Displacing Displacement

Filmmaking against neocolonialism: an interview with Karrabing Film Collective

The Karrabing Film Collective was founded by members of an Australian indigenous family, whose lands stretch across the coastal region south-west of Darwin, Australia. The Collective emerged from the violence of contemporary settler colonialism, following the Northern Territory National Emergency Response Act, passed in 2007, which enhanced government and police control over the indigenous people in the Northern Territory in Australia. The government intervention caused riots and upheavals, as well as the displacement of entire communities. As a response to this situation, Karrabing Film Collective began making short films as a method of self-organization and social analysis, prompted by the radical experience of becoming refugees in their own country. The Mermaids, or Aiden in Wonderland by Karrabing Film Collective features in the programme of DEMO Moving Image Festival.

The following interview is a transcription of part of the conversation held among members of the collective, between London, Darwin, and Berlin.

__________

--- To be done ---
A: Print the passage of the Karrabing Film Collective text that begins at the words "The Karrabing Film" and stops after "Moving Image Festival.".
B: According to the Karrabing Film Collective text, in what year was the Northern Territory National Emergency Response Act passed?
C: Go on with the Karrabing Film Collective text after its final sentence.

__________

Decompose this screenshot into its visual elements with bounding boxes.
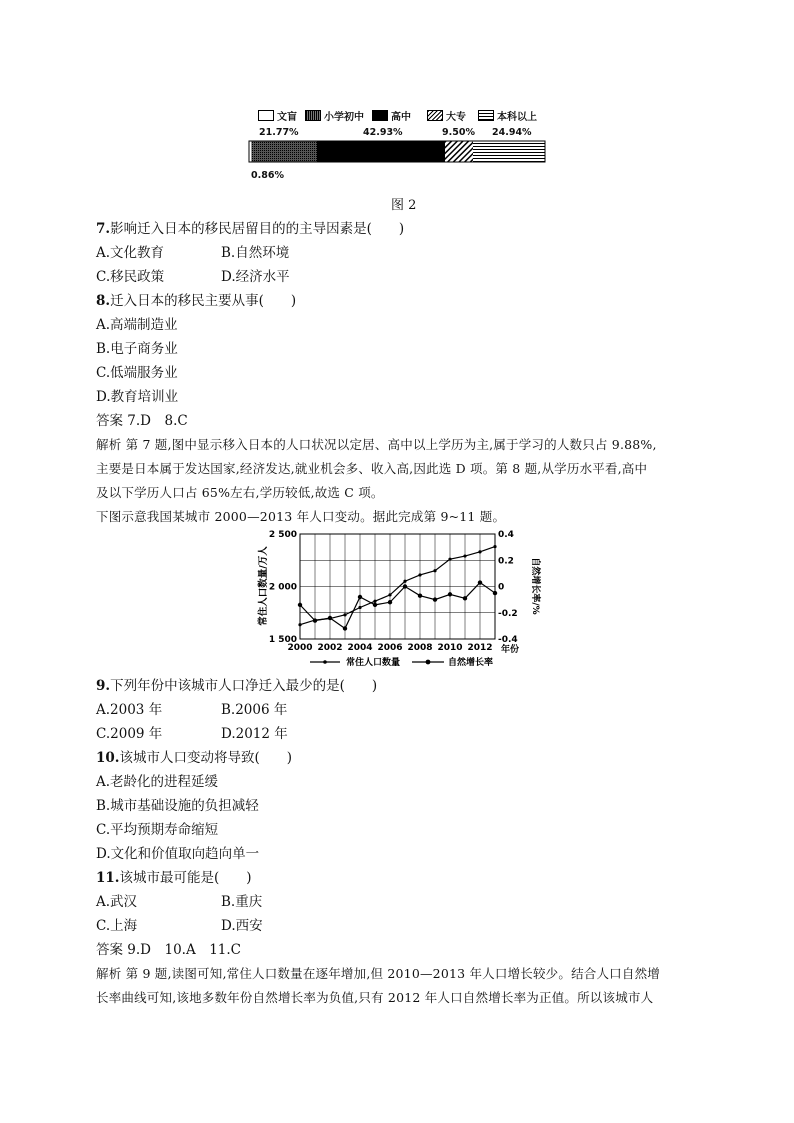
q10-option-a: A.老龄化的进程延缓 (96, 774, 219, 790)
bar-seg-college (445, 141, 473, 162)
growth-rate-line (300, 583, 495, 629)
stacked-bar (248, 140, 548, 166)
q10-option-c: C.平均预期寿命缩短 (96, 822, 219, 838)
growth-rate-point (328, 616, 332, 620)
population-point (388, 593, 391, 596)
right-tick-label: -0.4 (498, 635, 518, 645)
q7-option-b: B.自然环境 (221, 245, 290, 261)
growth-rate-point (403, 584, 407, 588)
explanation-line: 及以下学历人口占 65%左右,学历较低,故选 C 项。 (96, 485, 384, 500)
legend-population: 常住人口数量 (346, 658, 401, 668)
q8-option-b: B.电子商务业 (96, 341, 178, 357)
growth-rate-point (433, 597, 437, 601)
x-tick-label: 2006 (377, 643, 403, 653)
question-8: 8.迁入日本的移民主要从事( ) (96, 293, 297, 309)
explanation-line: 长率曲线可知,该地多数年份自然增长率为负值,只有 2012 年人口自然增长率为正值。所以该城市人 (96, 990, 654, 1005)
q8-option-d: D.教育培训业 (96, 389, 179, 405)
population-point (373, 600, 376, 603)
right-tick-label: 0.2 (498, 556, 514, 567)
x-tick-label: 2012 (467, 643, 493, 653)
bar-seg-high (317, 141, 445, 162)
population-point (448, 558, 451, 561)
question-7: 7.影响迁入日本的移民居留目的的主导因素是( ) (96, 221, 405, 237)
x-axis-label: 年份 (501, 645, 520, 655)
population-point (298, 623, 301, 626)
pct-bachelor: 24.94% (492, 127, 532, 138)
q7-option-c: C.移民政策 (96, 269, 165, 285)
q9-option-c: C.2009 年 (96, 726, 163, 742)
x-tick-label: 2010 (437, 643, 463, 653)
q11-option-b: B.重庆 (221, 894, 263, 910)
q9-option-b: B.2006 年 (221, 702, 288, 718)
swatch-black (372, 110, 388, 121)
population-point (463, 554, 466, 557)
bar-seg-primary (252, 141, 317, 162)
q11-option-a: A.武汉 (96, 894, 138, 910)
growth-rate-point (463, 596, 467, 600)
answer-9-11: 答案 9.D 10.A 11.C (96, 942, 242, 958)
q7-option-d: D.经济水平 (221, 269, 290, 285)
pct-college: 9.50% (442, 127, 475, 138)
population-point (403, 580, 406, 583)
q11-option-c: C.上海 (96, 918, 138, 934)
swatch-striped (478, 110, 494, 121)
left-axis-label: 常住人口数量/万人 (258, 546, 269, 626)
answer-7-8: 答案 7.D 8.C (96, 413, 188, 429)
left-tick-label: 1 500 (268, 635, 297, 645)
legend-bachelor: 本科以上 (478, 108, 537, 122)
q8-option-c: C.低端服务业 (96, 365, 178, 381)
bar-seg-bachelor (473, 141, 545, 162)
population-point (418, 573, 421, 576)
question-9: 9.下列年份中该城市人口净迁入最少的是( ) (96, 678, 378, 694)
chart-legend (310, 656, 493, 668)
right-axis-label: 自然增长率/% (530, 557, 540, 615)
x-tick-label: 2004 (347, 643, 373, 653)
growth-rate-point (298, 603, 302, 607)
question-11: 11.该城市最可能是( ) (96, 870, 252, 886)
right-tick-label: -0.2 (498, 608, 518, 619)
q10-option-d: D.文化和价值取向趋向单一 (96, 846, 260, 862)
pct-high-school: 42.93% (363, 127, 403, 138)
swatch-white (258, 110, 274, 121)
left-tick-label: 2 500 (268, 530, 297, 540)
growth-rate-point (388, 600, 392, 604)
explanation-line: 主要是日本属于发达国家,经济发达,就业机会多、收入高,因此选 D 项。第 8 题,从学历水平看,高中 (96, 461, 648, 476)
population-point (343, 613, 346, 616)
q11-option-d: D.西安 (221, 918, 263, 934)
population-line (300, 547, 495, 625)
growth-rate-point (418, 593, 422, 597)
q8-option-a: A.高端制造业 (96, 317, 178, 333)
growth-rate-point (373, 603, 377, 607)
population-chart (250, 528, 550, 673)
left-tick-label: 2 000 (268, 582, 297, 593)
pct-primary-middle: 21.77% (259, 127, 299, 138)
q9-option-d: D.2012 年 (221, 726, 288, 742)
q10-option-b: B.城市基础设施的负担减轻 (96, 798, 259, 814)
growth-rate-point (313, 618, 317, 622)
population-point (478, 550, 481, 553)
growth-rate-point (343, 626, 347, 630)
growth-rate-point (478, 580, 482, 584)
x-tick-label: 2008 (407, 643, 433, 653)
swatch-dotted (305, 110, 321, 121)
q9-option-a: A.2003 年 (96, 702, 163, 718)
q7-option-a: A.文化教育 (96, 245, 165, 261)
growth-rate-point (358, 595, 362, 599)
legend-illiterate: 文盲 (258, 108, 297, 122)
legend-primary-middle: 小学初中 (305, 108, 364, 122)
legend-high-school: 高中 (372, 108, 411, 122)
growth-rate-point (493, 591, 497, 595)
growth-rate-point (448, 592, 452, 596)
x-tick-label: 2000 (287, 643, 313, 653)
chart-intro: 下图示意我国某城市 2000—2013 年人口变动。据此完成第 9~11 题。 (96, 509, 506, 524)
population-point (358, 606, 361, 609)
explanation-line: 解析 第 9 题,读图可知,常住人口数量在逐年增加,但 2010—2013 年人口增长较少。结合人口自然增 (96, 966, 660, 981)
explanation-line: 解析 第 7 题,图中显示移入日本的人口状况以定居、高中以上学历为主,属于学习的人数只占 9.88%, (96, 437, 657, 452)
population-point (433, 569, 436, 572)
pct-illiterate: 0.86% (251, 170, 284, 181)
question-10: 10.该城市人口变动将导致( ) (96, 750, 293, 766)
right-tick-label: 0.4 (498, 530, 514, 540)
swatch-hatched (427, 110, 443, 121)
population-point (493, 545, 496, 548)
x-tick-label: 2002 (317, 643, 343, 653)
figure-caption: 图 2 (391, 198, 417, 213)
right-tick-label: 0 (498, 582, 505, 593)
legend-college: 大专 (427, 108, 466, 122)
legend-growth-rate: 自然增长率 (448, 658, 494, 668)
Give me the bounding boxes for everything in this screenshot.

__________

--- Set of answers ---
A:
The Karrabing Film Collective was founded by members of an Australian indigenous family, whose lands stretch across the coastal region south-west of Darwin, Australia. The Collective emerged from the violence of contemporary settler colonialism, following the Northern Territory National Emergency Response Act, passed in 2007, which enhanced government and police control over the indigenous people in the Northern Territory in Australia. The government intervention caused riots and upheavals, as well as the displacement of entire communities. As a response to this situation, Karrabing Film Collective began making short films as a method of self-organization and social analysis, prompted by the radical experience of becoming refugees in their own country. The Mermaids, or Aiden in Wonderland by Karrabing Film Collective features in the programme of DEMO Moving Image Festival.

B: 2007

C:
 

In 1963, the Yolngu people sent the Prime Minister of Australia a bark petition after the government seized 300km of their land. Australia still claimed sovereignty over indigenous lands based on the concept of terra nullius. In 1966 the Gurrindji people walked off the Wave Hill cattle station, protesting work and living conditions, land rights protests once again erupted throughout Australia. In 1971, Justuce Richard Blackburn stated that native title forms no part of state law. In 1972, four indigenous men, Michael Anderson, Billy Craigie, Tony Coorey and Bertie William pitched the Aboriginal Tent Embassy on the lawn of the Parliament in Canberra’s protest. In 1976, the federal government legislated land rights in the Northern Territory. The Act divided Aboriginal lands based on a conservative anthropological model of separate clan groups and bounded territories.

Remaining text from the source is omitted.